Provided material |
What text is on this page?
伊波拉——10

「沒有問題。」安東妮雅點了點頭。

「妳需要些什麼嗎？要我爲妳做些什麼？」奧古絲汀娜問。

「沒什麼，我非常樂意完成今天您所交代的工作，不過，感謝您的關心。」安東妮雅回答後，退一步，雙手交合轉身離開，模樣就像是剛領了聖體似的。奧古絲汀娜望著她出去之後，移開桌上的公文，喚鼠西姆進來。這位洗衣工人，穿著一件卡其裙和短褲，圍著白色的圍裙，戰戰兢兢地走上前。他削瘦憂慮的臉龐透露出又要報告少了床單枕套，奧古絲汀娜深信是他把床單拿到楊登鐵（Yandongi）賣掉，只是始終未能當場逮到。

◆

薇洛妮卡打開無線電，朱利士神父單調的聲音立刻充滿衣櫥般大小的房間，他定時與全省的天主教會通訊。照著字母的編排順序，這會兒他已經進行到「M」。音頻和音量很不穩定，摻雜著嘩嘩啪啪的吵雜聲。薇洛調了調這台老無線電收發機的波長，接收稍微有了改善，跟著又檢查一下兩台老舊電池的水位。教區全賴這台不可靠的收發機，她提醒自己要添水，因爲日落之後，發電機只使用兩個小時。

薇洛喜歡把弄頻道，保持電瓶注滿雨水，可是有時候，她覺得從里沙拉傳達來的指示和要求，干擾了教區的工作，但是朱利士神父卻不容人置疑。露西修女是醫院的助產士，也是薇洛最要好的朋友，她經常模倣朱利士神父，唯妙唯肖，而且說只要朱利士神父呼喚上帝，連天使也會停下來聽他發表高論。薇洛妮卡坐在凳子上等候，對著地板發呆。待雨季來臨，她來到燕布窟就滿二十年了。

Description of the task | Return the entries above exactly, each one complete.

Output below |
What text is on this page?
伊波拉——10

「沒有問題。」安東妮雅點了點頭。

「妳需要些什麼嗎？要我爲妳做些什麼？」奧古絲汀娜問。

「沒什麼，我非常樂意完成今天您所交代的工作，不過，感謝您的關心。」安東妮雅回答後，退一步，雙手交合轉身離開，模樣就像是剛領了聖體似的。奧古絲汀娜望著她出去之後，移開桌上的公文，喚鼠西姆進來。這位洗衣工人，穿著一件卡其裙和短褲，圍著白色的圍裙，戰戰兢兢地走上前。他削瘦憂慮的臉龐透露出又要報告少了床單枕套，奧古絲汀娜深信是他把床單拿到楊登鐵（Yandongi）賣掉，只是始終未能當場逮到。

◆

薇洛妮卡打開無線電，朱利士神父單調的聲音立刻充滿衣櫥般大小的房間，他定時與全省的天主教會通訊。照著字母的編排順序，這會兒他已經進行到「M」。音頻和音量很不穩定，摻雜著嘩嘩啪啪的吵雜聲。薇洛調了調這台老無線電收發機的波長，接收稍微有了改善，跟著又檢查一下兩台老舊電池的水位。教區全賴這台不可靠的收發機，她提醒自己要添水，因爲日落之後，發電機只使用兩個小時。

薇洛喜歡把弄頻道，保持電瓶注滿雨水，可是有時候，她覺得從里沙拉傳達來的指示和要求，干擾了教區的工作，但是朱利士神父卻不容人置疑。露西修女是醫院的助產士，也是薇洛最要好的朋友，她經常模倣朱利士神父，唯妙唯肖，而且說只要朱利士神父呼喚上帝，連天使也會停下來聽他發表高論。薇洛妮卡坐在凳子上等候，對著地板發呆。待雨季來臨，她來到燕布窟就滿二十年了。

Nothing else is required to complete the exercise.